## Instructions for the task
Go over the entries below line by line, copying each one that contains the word "name".
******************************
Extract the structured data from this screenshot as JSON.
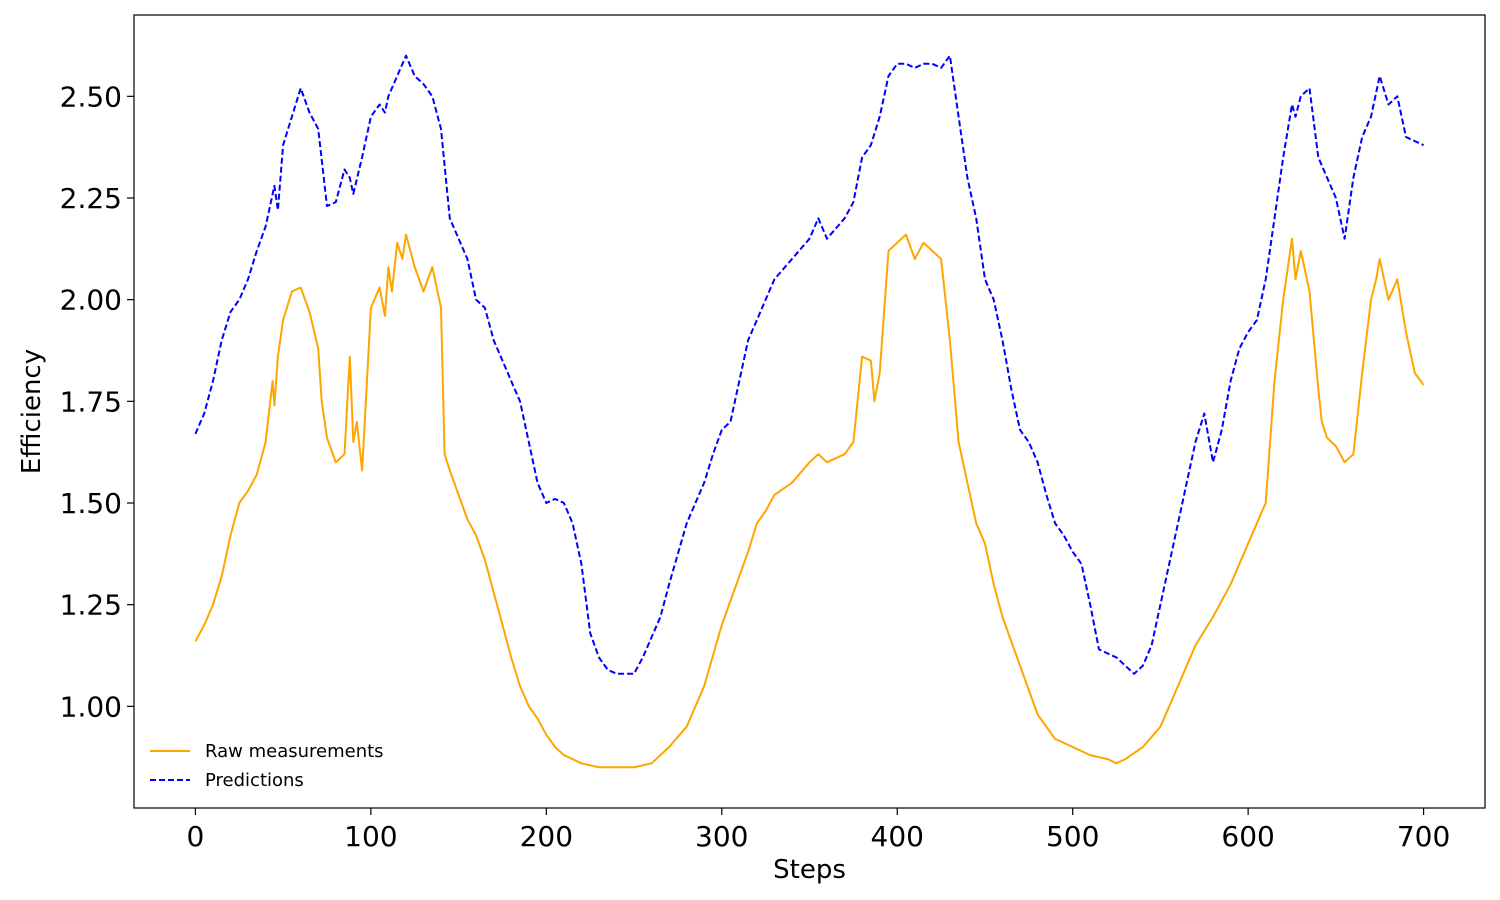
{
  "chart_data": {
    "type": "line",
    "title": "",
    "xlabel": "Steps",
    "ylabel": "Efficiency",
    "xlim": [
      -35,
      735
    ],
    "ylim": [
      0.75,
      2.7
    ],
    "xticks": [
      0,
      100,
      200,
      300,
      400,
      500,
      600,
      700
    ],
    "xtick_labels": [
      "0",
      "100",
      "200",
      "300",
      "400",
      "500",
      "600",
      "700"
    ],
    "yticks": [
      1.0,
      1.25,
      1.5,
      1.75,
      2.0,
      2.25,
      2.5
    ],
    "ytick_labels": [
      "1.00",
      "1.25",
      "1.50",
      "1.75",
      "2.00",
      "2.25",
      "2.50"
    ],
    "grid": false,
    "legend_position": "lower-left",
    "series": [
      {
        "name": "Raw measurements",
        "color": "#ffa500",
        "dash": "solid",
        "x": [
          0,
          5,
          10,
          15,
          20,
          25,
          30,
          35,
          40,
          44,
          45,
          47,
          50,
          55,
          60,
          65,
          70,
          72,
          75,
          80,
          85,
          88,
          90,
          92,
          95,
          100,
          105,
          108,
          110,
          112,
          115,
          118,
          120,
          125,
          130,
          135,
          140,
          142,
          145,
          150,
          155,
          160,
          165,
          170,
          175,
          180,
          185,
          190,
          195,
          200,
          205,
          210,
          220,
          230,
          240,
          250,
          260,
          270,
          280,
          290,
          300,
          310,
          315,
          320,
          325,
          330,
          340,
          350,
          355,
          360,
          370,
          375,
          380,
          385,
          387,
          390,
          395,
          400,
          405,
          410,
          415,
          420,
          425,
          430,
          435,
          440,
          445,
          450,
          455,
          460,
          470,
          480,
          490,
          500,
          510,
          520,
          525,
          530,
          540,
          550,
          560,
          570,
          580,
          590,
          600,
          605,
          610,
          615,
          620,
          625,
          627,
          630,
          635,
          640,
          642,
          645,
          650,
          655,
          660,
          665,
          670,
          673,
          675,
          680,
          685,
          690,
          695,
          700
        ],
        "y": [
          1.16,
          1.2,
          1.25,
          1.32,
          1.42,
          1.5,
          1.53,
          1.57,
          1.65,
          1.8,
          1.74,
          1.86,
          1.95,
          2.02,
          2.03,
          1.97,
          1.88,
          1.75,
          1.66,
          1.6,
          1.62,
          1.86,
          1.65,
          1.7,
          1.58,
          1.98,
          2.03,
          1.96,
          2.08,
          2.02,
          2.14,
          2.1,
          2.16,
          2.08,
          2.02,
          2.08,
          1.98,
          1.62,
          1.58,
          1.52,
          1.46,
          1.42,
          1.36,
          1.28,
          1.2,
          1.12,
          1.05,
          1.0,
          0.97,
          0.93,
          0.9,
          0.88,
          0.86,
          0.85,
          0.85,
          0.85,
          0.86,
          0.9,
          0.95,
          1.05,
          1.2,
          1.32,
          1.38,
          1.45,
          1.48,
          1.52,
          1.55,
          1.6,
          1.62,
          1.6,
          1.62,
          1.65,
          1.86,
          1.85,
          1.75,
          1.82,
          2.12,
          2.14,
          2.16,
          2.1,
          2.14,
          2.12,
          2.1,
          1.9,
          1.65,
          1.55,
          1.45,
          1.4,
          1.3,
          1.22,
          1.1,
          0.98,
          0.92,
          0.9,
          0.88,
          0.87,
          0.86,
          0.87,
          0.9,
          0.95,
          1.05,
          1.15,
          1.22,
          1.3,
          1.4,
          1.45,
          1.5,
          1.8,
          2.0,
          2.15,
          2.05,
          2.12,
          2.02,
          1.78,
          1.7,
          1.66,
          1.64,
          1.6,
          1.62,
          1.82,
          2.0,
          2.05,
          2.1,
          2.0,
          2.05,
          1.92,
          1.82,
          1.79
        ]
      },
      {
        "name": "Predictions",
        "color": "#0000ff",
        "dash": "dashed",
        "x": [
          0,
          5,
          10,
          15,
          20,
          25,
          30,
          35,
          40,
          45,
          47,
          50,
          55,
          60,
          65,
          70,
          75,
          80,
          85,
          88,
          90,
          95,
          100,
          105,
          108,
          110,
          115,
          120,
          125,
          130,
          135,
          140,
          145,
          150,
          155,
          160,
          165,
          170,
          175,
          180,
          185,
          190,
          195,
          200,
          205,
          210,
          215,
          220,
          225,
          230,
          235,
          240,
          245,
          250,
          255,
          260,
          265,
          270,
          280,
          290,
          295,
          300,
          305,
          310,
          315,
          320,
          325,
          330,
          340,
          350,
          355,
          360,
          370,
          375,
          380,
          385,
          390,
          395,
          400,
          405,
          410,
          415,
          420,
          425,
          430,
          435,
          440,
          445,
          450,
          455,
          460,
          465,
          470,
          475,
          480,
          485,
          490,
          495,
          500,
          505,
          510,
          515,
          520,
          525,
          530,
          535,
          540,
          545,
          550,
          555,
          560,
          565,
          570,
          575,
          580,
          585,
          590,
          595,
          600,
          605,
          610,
          615,
          620,
          625,
          627,
          630,
          635,
          640,
          645,
          650,
          655,
          660,
          665,
          670,
          675,
          680,
          685,
          690,
          695,
          700
        ],
        "y": [
          1.67,
          1.72,
          1.8,
          1.9,
          1.97,
          2.0,
          2.05,
          2.12,
          2.18,
          2.28,
          2.22,
          2.38,
          2.45,
          2.52,
          2.46,
          2.42,
          2.23,
          2.24,
          2.32,
          2.3,
          2.26,
          2.35,
          2.45,
          2.48,
          2.46,
          2.5,
          2.55,
          2.6,
          2.55,
          2.53,
          2.5,
          2.42,
          2.2,
          2.15,
          2.1,
          2.0,
          1.98,
          1.9,
          1.85,
          1.8,
          1.75,
          1.65,
          1.55,
          1.5,
          1.51,
          1.5,
          1.45,
          1.35,
          1.18,
          1.12,
          1.09,
          1.08,
          1.08,
          1.08,
          1.12,
          1.17,
          1.22,
          1.3,
          1.45,
          1.55,
          1.62,
          1.68,
          1.7,
          1.8,
          1.9,
          1.95,
          2.0,
          2.05,
          2.1,
          2.15,
          2.2,
          2.15,
          2.2,
          2.24,
          2.35,
          2.38,
          2.45,
          2.55,
          2.58,
          2.58,
          2.57,
          2.58,
          2.58,
          2.57,
          2.6,
          2.45,
          2.3,
          2.2,
          2.05,
          2.0,
          1.9,
          1.78,
          1.68,
          1.65,
          1.6,
          1.52,
          1.45,
          1.42,
          1.38,
          1.35,
          1.25,
          1.14,
          1.13,
          1.12,
          1.1,
          1.08,
          1.1,
          1.15,
          1.25,
          1.35,
          1.45,
          1.55,
          1.65,
          1.72,
          1.6,
          1.68,
          1.8,
          1.88,
          1.92,
          1.95,
          2.05,
          2.2,
          2.35,
          2.48,
          2.45,
          2.5,
          2.52,
          2.35,
          2.3,
          2.25,
          2.15,
          2.3,
          2.4,
          2.45,
          2.55,
          2.48,
          2.5,
          2.4,
          2.39,
          2.38
        ]
      }
    ]
  }
}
******************************
## Task output
        "name": "Raw measurements",
        "name": "Predictions",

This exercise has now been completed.